* _PROBLEM STATEMENT_
Collect every line of the records below that contains the word "more".

--*--

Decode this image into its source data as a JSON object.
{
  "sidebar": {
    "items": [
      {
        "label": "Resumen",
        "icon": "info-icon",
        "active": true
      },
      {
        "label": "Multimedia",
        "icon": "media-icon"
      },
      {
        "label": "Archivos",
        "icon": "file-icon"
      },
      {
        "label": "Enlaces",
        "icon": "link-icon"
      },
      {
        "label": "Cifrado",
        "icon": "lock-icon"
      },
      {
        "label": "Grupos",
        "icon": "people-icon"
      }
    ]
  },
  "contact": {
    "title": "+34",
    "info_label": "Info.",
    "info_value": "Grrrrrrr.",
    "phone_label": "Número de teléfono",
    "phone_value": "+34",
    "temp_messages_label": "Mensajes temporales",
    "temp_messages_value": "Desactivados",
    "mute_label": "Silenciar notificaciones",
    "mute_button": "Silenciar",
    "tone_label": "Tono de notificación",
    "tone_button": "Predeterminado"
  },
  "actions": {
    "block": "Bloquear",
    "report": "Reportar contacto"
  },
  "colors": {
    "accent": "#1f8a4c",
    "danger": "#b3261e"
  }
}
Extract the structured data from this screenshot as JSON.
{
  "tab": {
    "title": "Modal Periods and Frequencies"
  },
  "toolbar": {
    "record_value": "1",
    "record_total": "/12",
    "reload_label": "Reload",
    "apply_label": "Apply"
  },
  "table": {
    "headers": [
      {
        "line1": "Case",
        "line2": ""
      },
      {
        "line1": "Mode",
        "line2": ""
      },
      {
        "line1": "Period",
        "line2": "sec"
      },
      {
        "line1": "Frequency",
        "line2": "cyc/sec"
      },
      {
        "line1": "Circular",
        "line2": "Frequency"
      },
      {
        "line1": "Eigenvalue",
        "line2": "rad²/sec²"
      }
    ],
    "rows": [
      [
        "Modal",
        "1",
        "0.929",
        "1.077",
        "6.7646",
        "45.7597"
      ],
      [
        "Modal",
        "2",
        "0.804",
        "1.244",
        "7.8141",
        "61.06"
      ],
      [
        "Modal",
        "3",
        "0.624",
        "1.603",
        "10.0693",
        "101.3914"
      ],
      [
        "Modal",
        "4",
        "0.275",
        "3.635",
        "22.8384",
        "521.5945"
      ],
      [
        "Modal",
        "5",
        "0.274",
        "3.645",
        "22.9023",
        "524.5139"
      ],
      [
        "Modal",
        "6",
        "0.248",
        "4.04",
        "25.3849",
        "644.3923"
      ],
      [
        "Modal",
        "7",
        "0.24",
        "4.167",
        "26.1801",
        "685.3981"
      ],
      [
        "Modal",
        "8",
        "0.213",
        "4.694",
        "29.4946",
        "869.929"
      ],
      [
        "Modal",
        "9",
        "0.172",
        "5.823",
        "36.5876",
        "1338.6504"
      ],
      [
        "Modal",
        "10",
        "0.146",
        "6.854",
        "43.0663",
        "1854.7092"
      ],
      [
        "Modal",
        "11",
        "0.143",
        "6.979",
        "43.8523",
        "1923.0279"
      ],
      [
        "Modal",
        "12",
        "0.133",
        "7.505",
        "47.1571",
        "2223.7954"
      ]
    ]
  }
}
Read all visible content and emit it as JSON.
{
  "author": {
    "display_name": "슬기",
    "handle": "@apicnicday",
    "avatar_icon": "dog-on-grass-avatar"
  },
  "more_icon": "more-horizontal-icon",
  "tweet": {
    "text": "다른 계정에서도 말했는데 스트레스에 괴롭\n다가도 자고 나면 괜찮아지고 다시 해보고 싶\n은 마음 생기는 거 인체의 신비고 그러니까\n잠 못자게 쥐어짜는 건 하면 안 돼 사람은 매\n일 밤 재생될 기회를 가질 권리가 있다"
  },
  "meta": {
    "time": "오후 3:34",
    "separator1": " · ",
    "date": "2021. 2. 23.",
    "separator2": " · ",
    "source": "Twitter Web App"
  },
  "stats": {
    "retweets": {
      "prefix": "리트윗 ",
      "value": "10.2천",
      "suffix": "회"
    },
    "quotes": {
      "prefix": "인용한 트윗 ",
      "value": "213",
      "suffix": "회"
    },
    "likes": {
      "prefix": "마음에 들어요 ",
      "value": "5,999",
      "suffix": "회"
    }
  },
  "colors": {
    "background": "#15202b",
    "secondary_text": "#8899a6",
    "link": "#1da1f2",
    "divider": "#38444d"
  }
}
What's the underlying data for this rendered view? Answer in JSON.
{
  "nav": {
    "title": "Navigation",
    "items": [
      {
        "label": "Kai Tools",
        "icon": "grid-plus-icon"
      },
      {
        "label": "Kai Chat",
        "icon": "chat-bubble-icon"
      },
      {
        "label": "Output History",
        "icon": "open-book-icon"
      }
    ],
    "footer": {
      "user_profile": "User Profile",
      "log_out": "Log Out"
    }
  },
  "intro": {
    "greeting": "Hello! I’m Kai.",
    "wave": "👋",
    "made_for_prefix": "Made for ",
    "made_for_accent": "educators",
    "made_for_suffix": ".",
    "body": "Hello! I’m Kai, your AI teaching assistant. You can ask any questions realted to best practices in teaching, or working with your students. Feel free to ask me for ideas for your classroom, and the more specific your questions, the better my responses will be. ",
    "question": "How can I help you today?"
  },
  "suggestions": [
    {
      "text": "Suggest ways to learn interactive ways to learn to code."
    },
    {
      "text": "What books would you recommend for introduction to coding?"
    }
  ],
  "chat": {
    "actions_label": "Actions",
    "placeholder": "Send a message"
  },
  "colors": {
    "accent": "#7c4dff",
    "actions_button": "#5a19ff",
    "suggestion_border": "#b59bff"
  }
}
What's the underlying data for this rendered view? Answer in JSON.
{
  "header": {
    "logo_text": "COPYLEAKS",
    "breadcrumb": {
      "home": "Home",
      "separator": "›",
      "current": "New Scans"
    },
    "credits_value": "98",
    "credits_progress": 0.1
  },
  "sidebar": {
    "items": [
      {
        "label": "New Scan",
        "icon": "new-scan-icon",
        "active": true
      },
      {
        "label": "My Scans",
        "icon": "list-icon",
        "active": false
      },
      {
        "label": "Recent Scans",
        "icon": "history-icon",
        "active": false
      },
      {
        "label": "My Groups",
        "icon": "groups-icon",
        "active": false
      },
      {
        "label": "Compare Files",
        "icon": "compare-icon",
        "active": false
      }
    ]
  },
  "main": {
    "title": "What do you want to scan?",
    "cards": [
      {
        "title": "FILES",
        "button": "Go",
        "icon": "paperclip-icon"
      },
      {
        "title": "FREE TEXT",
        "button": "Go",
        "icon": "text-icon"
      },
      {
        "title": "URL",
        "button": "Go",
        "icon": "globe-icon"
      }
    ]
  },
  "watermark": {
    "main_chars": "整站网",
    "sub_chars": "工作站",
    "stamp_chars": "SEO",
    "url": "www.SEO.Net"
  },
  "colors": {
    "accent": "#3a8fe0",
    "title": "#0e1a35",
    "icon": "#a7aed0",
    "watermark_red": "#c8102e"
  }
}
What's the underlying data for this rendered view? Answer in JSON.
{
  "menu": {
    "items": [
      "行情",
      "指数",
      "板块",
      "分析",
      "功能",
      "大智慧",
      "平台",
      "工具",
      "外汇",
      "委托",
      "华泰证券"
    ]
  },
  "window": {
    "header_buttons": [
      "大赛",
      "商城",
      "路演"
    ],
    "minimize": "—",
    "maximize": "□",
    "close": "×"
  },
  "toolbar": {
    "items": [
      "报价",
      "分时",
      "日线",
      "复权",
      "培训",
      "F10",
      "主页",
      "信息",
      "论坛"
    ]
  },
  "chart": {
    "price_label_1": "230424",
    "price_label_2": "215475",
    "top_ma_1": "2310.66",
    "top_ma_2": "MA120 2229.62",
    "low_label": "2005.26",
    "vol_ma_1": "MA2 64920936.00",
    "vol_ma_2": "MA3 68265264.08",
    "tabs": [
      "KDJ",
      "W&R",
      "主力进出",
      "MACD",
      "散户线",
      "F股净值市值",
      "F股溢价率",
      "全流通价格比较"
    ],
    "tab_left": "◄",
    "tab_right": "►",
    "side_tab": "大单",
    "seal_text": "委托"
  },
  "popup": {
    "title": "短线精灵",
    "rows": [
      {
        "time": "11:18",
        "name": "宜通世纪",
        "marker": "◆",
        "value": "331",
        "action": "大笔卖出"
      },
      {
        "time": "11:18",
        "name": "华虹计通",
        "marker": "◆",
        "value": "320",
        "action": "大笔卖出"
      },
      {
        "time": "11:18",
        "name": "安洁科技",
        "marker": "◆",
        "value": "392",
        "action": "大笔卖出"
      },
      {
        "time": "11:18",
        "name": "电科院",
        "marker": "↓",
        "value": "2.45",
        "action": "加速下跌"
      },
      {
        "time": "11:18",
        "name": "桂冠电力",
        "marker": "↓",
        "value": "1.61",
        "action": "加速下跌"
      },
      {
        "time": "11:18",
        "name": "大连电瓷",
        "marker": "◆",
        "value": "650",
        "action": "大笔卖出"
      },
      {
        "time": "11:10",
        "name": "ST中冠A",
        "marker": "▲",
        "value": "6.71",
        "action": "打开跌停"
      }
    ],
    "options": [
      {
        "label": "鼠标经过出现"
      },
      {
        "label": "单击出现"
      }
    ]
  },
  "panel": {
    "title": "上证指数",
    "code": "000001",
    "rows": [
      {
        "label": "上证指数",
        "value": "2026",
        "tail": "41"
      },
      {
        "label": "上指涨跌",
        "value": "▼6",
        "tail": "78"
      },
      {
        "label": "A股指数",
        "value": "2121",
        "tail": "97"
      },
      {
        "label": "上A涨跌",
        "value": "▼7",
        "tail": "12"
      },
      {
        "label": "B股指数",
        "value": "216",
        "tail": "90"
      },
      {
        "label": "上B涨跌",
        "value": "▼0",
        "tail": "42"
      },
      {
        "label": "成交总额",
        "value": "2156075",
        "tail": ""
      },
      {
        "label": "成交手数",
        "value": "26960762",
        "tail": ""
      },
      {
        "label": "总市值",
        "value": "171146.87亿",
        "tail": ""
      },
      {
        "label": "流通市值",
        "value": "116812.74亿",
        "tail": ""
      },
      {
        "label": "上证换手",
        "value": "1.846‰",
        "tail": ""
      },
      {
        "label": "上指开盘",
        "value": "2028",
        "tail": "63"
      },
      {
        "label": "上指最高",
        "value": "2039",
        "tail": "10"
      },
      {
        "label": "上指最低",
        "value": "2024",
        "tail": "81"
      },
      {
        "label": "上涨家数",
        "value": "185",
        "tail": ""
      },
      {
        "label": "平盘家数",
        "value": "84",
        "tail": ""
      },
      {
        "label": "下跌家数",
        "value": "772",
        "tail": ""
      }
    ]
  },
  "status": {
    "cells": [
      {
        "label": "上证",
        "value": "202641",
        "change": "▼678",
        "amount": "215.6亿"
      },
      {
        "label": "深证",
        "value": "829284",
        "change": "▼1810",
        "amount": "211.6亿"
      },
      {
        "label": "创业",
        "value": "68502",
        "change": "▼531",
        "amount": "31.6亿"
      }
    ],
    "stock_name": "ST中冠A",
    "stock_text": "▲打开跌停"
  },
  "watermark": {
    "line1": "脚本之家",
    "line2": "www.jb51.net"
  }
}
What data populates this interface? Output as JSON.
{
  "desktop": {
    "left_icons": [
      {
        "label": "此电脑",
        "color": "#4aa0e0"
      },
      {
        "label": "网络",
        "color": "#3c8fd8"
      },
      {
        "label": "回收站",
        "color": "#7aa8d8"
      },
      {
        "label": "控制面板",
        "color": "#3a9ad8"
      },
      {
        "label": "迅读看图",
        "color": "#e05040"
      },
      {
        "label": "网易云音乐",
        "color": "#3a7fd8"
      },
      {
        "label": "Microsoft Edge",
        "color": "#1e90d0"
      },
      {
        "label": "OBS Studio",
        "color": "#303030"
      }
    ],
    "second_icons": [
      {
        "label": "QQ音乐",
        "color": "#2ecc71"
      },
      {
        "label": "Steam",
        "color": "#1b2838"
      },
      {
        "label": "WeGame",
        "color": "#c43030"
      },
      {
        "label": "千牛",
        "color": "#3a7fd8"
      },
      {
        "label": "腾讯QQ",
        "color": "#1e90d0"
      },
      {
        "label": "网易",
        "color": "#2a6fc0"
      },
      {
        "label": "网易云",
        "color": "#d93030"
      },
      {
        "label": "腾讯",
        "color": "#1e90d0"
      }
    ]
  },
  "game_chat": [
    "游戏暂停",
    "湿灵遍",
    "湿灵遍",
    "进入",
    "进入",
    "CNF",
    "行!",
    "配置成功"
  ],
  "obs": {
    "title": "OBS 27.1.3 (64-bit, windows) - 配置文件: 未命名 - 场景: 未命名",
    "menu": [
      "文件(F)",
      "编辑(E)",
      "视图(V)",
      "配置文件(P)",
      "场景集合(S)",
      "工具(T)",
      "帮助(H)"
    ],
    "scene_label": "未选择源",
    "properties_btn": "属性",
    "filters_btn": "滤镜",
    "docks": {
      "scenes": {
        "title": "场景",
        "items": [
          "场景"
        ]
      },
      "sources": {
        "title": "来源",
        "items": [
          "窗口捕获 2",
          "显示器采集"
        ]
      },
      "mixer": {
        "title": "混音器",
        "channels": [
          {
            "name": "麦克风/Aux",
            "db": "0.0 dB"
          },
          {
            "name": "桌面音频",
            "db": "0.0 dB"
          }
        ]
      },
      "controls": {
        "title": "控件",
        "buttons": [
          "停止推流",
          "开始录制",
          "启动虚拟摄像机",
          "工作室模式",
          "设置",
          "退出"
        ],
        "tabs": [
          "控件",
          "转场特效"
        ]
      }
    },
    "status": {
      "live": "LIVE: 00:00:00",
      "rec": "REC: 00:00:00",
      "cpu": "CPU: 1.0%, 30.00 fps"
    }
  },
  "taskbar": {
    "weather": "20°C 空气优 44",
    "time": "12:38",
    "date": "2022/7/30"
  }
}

--*--

* _ANSWER IN FULL_
  "more_icon": "more-horizontal-icon",
    "body": "Hello! I’m Kai, your AI teaching assistant. You can ask any questions realted to best practices in teaching, or working with your students. Feel free to ask me for ideas for your classroom, and the more specific your questions, the better my responses will be. ",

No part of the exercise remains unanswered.